# What needs to be done
Continue the account of the Bengals' fourth-down play against the Colts from the point at which it stops.

# Page
==*==
Jeff Triplette said that he only reviewed the goalline, not where Green-Ellis was suspected to have been touched prior to falling just short of the goalline. In other news, Marvin Lewis approves of Triplette's ruling.

Scott Rovak-USA TODAY Sports

With 1:14 remaining in the second quarter, the Bengals had a decision to make. It was fourth down from the Colts one-yard line and there were two options presented to them. Take the safe three-point field goal and 10-0 lead, or be aggressive in the confidence that your offense can generate one yard for a touchdown to take a 14-point lead -- or at the very least, force Indianapolis to go 99 yards with a minute remaining if the conversion fails.

Electing to go for it, the Bengals brought defensive tackle Domata Peko into the game as the team's proverbial fullback in short yardage situations. Peko pounded through the hole on the right between right guard Mike Pollak and right tackle Andre Smith. Colts nose tackle Josh Chapman penetrated the line of scrimmage and at some point after that, BenJarvus Green-Ellis stumbled, landing short of the goalline but bouncing into the endzone.

Originally the call was short of the goalline, turnover on downs, Indianapolis Colts ball.
==*==
# Stored data
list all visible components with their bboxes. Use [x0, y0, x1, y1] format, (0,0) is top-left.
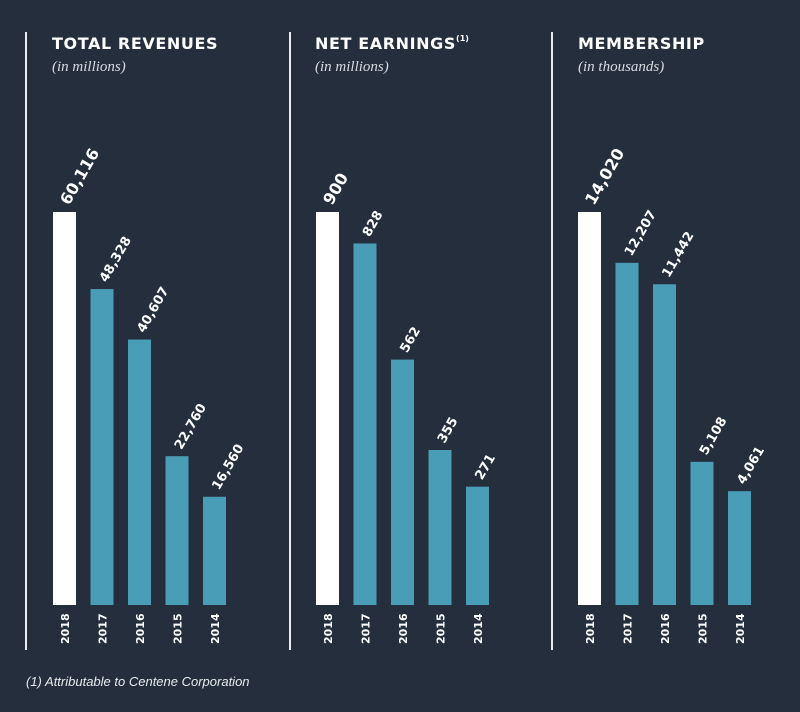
- tick-label-2018: 2018: [322, 613, 335, 644]
- bar-2014: [728, 491, 751, 605]
- footnote-marker: (1): [456, 34, 469, 43]
- value-label-2017: 12,207: [622, 208, 660, 259]
- tick-label-2014: 2014: [472, 613, 485, 644]
- bar-2017: [615, 262, 639, 605]
- bar-2017: [353, 243, 377, 605]
- bar-2015: [165, 456, 189, 605]
- bar-2016: [653, 284, 676, 605]
- bar-2014: [203, 496, 226, 605]
- value-label-2015: 5,108: [697, 415, 731, 458]
- chart-subtitle: (in millions): [52, 59, 126, 75]
- tick-label-2017: 2017: [360, 613, 373, 644]
- bar-2018: [53, 212, 76, 605]
- panel-net-earnings: NET EARNINGS(1) (in millions) 900 2018 828…: [289, 32, 499, 650]
- tick-label-2014: 2014: [734, 613, 747, 644]
- bar-2018: [578, 212, 601, 605]
- panel-divider: [289, 32, 291, 650]
- bar-2018: [316, 212, 339, 605]
- panel-divider: [551, 32, 553, 650]
- tick-label-2015: 2015: [697, 613, 710, 644]
- revenues-bar-chart: 60,116201848,328201740,607201622,7602015…: [53, 145, 248, 644]
- tick-label-2015: 2015: [435, 613, 448, 644]
- panel-divider: [25, 32, 27, 650]
- footnote: (1) Attributable to Centene Corporation: [26, 674, 250, 689]
- tick-label-2016: 2016: [397, 613, 410, 644]
- tick-label-2018: 2018: [584, 613, 597, 644]
- bar-2016: [391, 359, 414, 605]
- tick-label-2016: 2016: [134, 613, 147, 644]
- tick-label-2016: 2016: [659, 613, 672, 644]
- chart-subtitle: (in millions): [315, 59, 389, 75]
- chart-title: NET EARNINGS(1): [315, 34, 469, 53]
- tick-label-2014: 2014: [209, 613, 222, 644]
- bar-2015: [428, 449, 452, 605]
- bar-2014: [466, 486, 489, 605]
- bar-2016: [128, 339, 151, 605]
- chart-subtitle: (in thousands): [578, 59, 665, 75]
- tick-label-2017: 2017: [622, 613, 635, 644]
- tick-label-2017: 2017: [97, 613, 110, 644]
- tick-label-2018: 2018: [59, 613, 72, 644]
- value-label-2014: 4,061: [734, 444, 768, 487]
- bar-2015: [690, 461, 714, 605]
- chart-title: TOTAL REVENUES: [52, 34, 219, 53]
- value-label-2016: 11,442: [659, 229, 697, 280]
- value-label-2018: 14,020: [581, 145, 628, 208]
- chart-title: MEMBERSHIP: [578, 34, 705, 53]
- bar-2017: [90, 289, 114, 605]
- tick-label-2015: 2015: [172, 613, 185, 644]
- panel-total-revenues: TOTAL REVENUES (in millions) 60,116 2018 4…: [0, 0, 270, 712]
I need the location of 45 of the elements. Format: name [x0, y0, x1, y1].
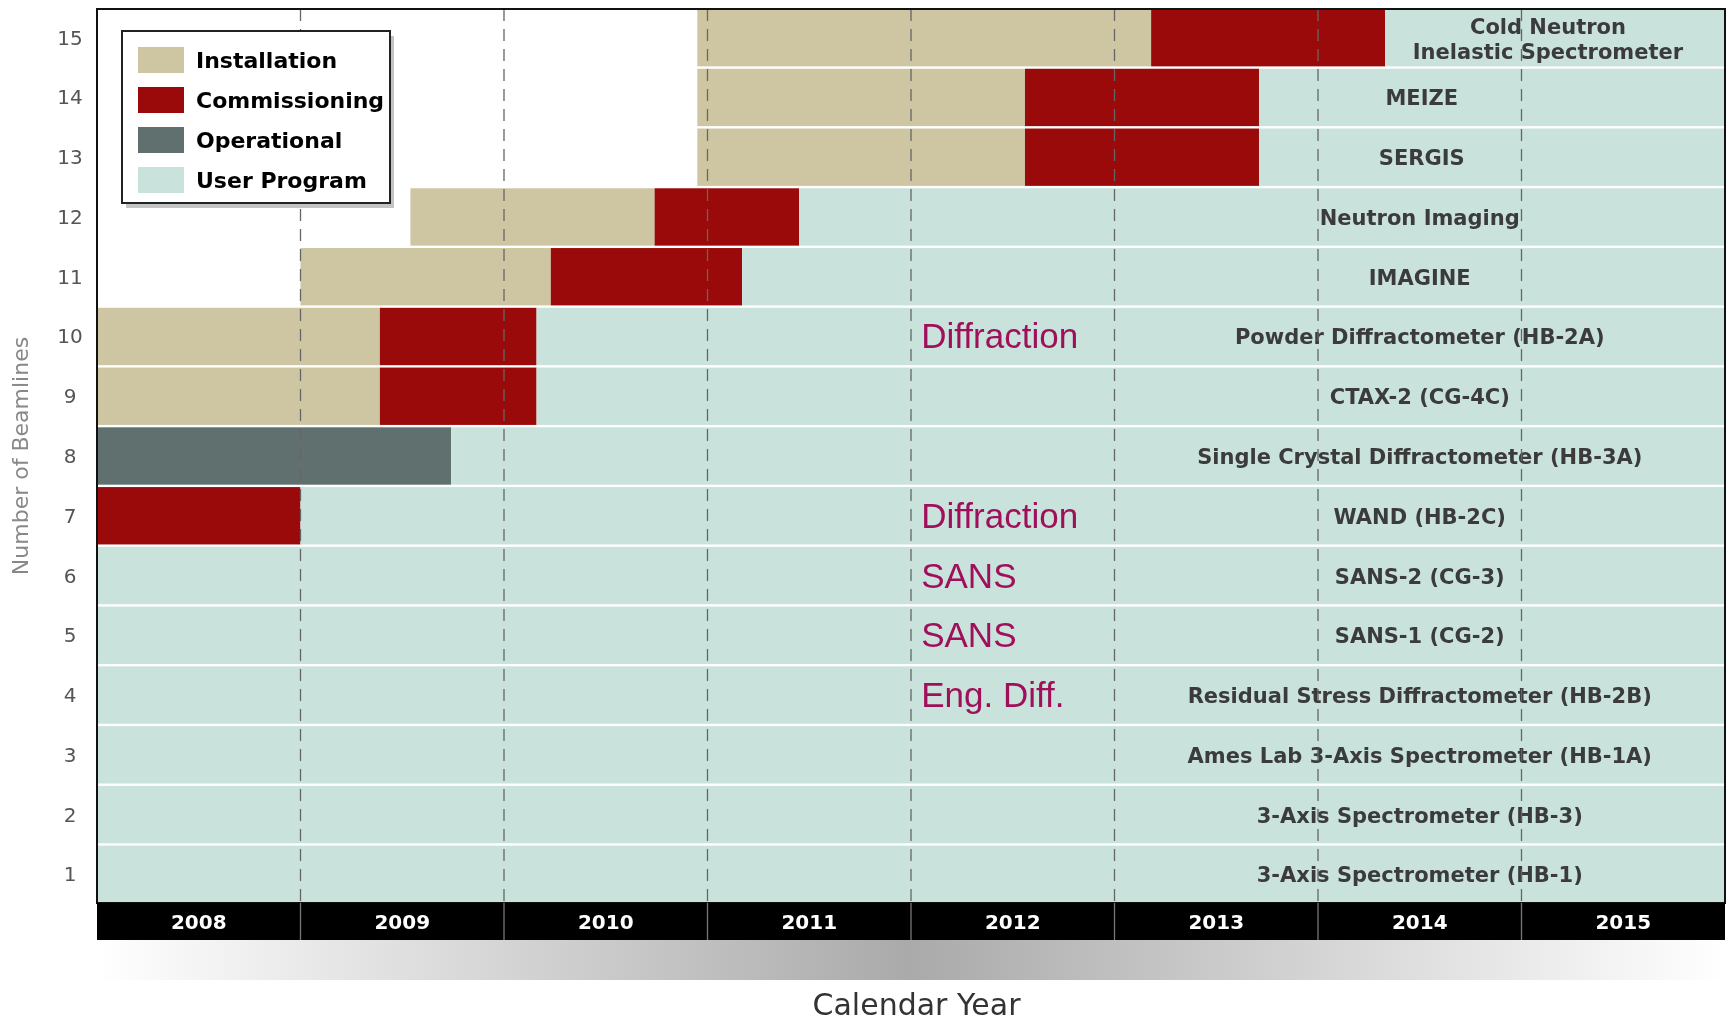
- data-label: SERGIS: [1378, 146, 1465, 171]
- x-tick-label: 2014: [1391, 910, 1448, 934]
- y-tick-label: 13: [57, 145, 83, 170]
- y-tick-label: 4: [63, 683, 77, 708]
- x-axis-title: Calendar Year: [812, 987, 1022, 1022]
- data-label: MEIZE: [1385, 86, 1459, 111]
- legend-label: Installation: [196, 48, 338, 73]
- data-label: Powder Diffractometer (HB-2A): [1234, 325, 1605, 350]
- data-label: SANS-1 (CG-2): [1334, 624, 1505, 649]
- annotation: Diffraction: [921, 495, 1079, 535]
- y-tick-label: 5: [63, 623, 77, 648]
- y-tick-label: 15: [57, 25, 83, 50]
- data-label: Single Crystal Diffractometer (HB-3A): [1197, 445, 1643, 469]
- x-tick-label: 2011: [781, 910, 838, 934]
- y-tick-label: 2: [63, 802, 77, 827]
- legend-label: Commissioning: [196, 88, 385, 113]
- legend-label: User Program: [196, 168, 367, 193]
- y-tick-label: 6: [63, 563, 77, 588]
- y-tick-label: 3: [63, 742, 77, 767]
- x-tick-label: 2008: [170, 910, 227, 934]
- y-tick-label: 10: [57, 324, 83, 349]
- annotation: SANS: [921, 555, 1017, 595]
- x-tick-label: 2010: [577, 910, 634, 934]
- data-label: Cold Neutron Inelastic Spectrometer: [1412, 14, 1684, 64]
- x-tick-label: 2012: [984, 910, 1041, 934]
- y-tick-label: 1: [63, 862, 77, 887]
- y-tick-label: 9: [63, 384, 77, 409]
- y-tick-label: 14: [57, 85, 83, 110]
- data-label: Neutron Imaging: [1319, 205, 1520, 230]
- x-tick-label: 2009: [374, 910, 431, 934]
- legend-label: Operational: [196, 128, 343, 153]
- data-label: WAND (HB-2C): [1333, 504, 1506, 529]
- y-tick-label: 8: [63, 444, 77, 468]
- annotation: Diffraction: [921, 316, 1079, 356]
- data-label: IMAGINE: [1368, 265, 1471, 290]
- y-tick-label: 11: [57, 264, 83, 289]
- x-tick-label: 2013: [1188, 910, 1245, 934]
- data-label: CTAX-2 (CG-4C): [1329, 385, 1510, 410]
- x-tick-label: 2015: [1595, 910, 1652, 934]
- y-tick-label: 7: [63, 503, 77, 528]
- annotation: Eng. Diff.: [921, 675, 1065, 715]
- data-label: SANS-2 (CG-3): [1334, 564, 1505, 589]
- y-axis-title: Number of Beamlines: [8, 336, 33, 576]
- annotation: SANS: [921, 615, 1017, 655]
- y-tick-label: 12: [57, 204, 83, 229]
==*==
# Answer below
The booth called a review and referee Jeff Triplette went under the hood. Bantering with my twitter folk during the break (should the Bengals have taken the points or gone for it on fourth down), it was expected that the call would be confirmed and that the Colts would take over at their own one-inch line. It appeared that Chapman hit Green-Ellis' foot, causing him to lose his balance and that Green-Ellis' knee touched the ground prior to the football breaking the goalline.

Triplette turned on his mic and said the beautiful words that most Bengals fans didn't expect to hear. Play reversed. Bengals touchdown. Weird. But who's complaining? Now the Bengals have a 14-0 lead with a minute remaining in the second quarter.


People reacted.

After the game, the pool reporter interviewed Triplette (courtesy of Joe Reedy with the Cincinnati Enquirer)

Were there differing views among the officials about whether BenJarvus Green-Ellis was down initially?

Triplette: "There was discussion about whether the runner was touched down at the goal line or not."

What did you see in the review?

Triplette: "When we reviewed the video at the goal line, there was nobody touching him there, and then he bounced into the end zone."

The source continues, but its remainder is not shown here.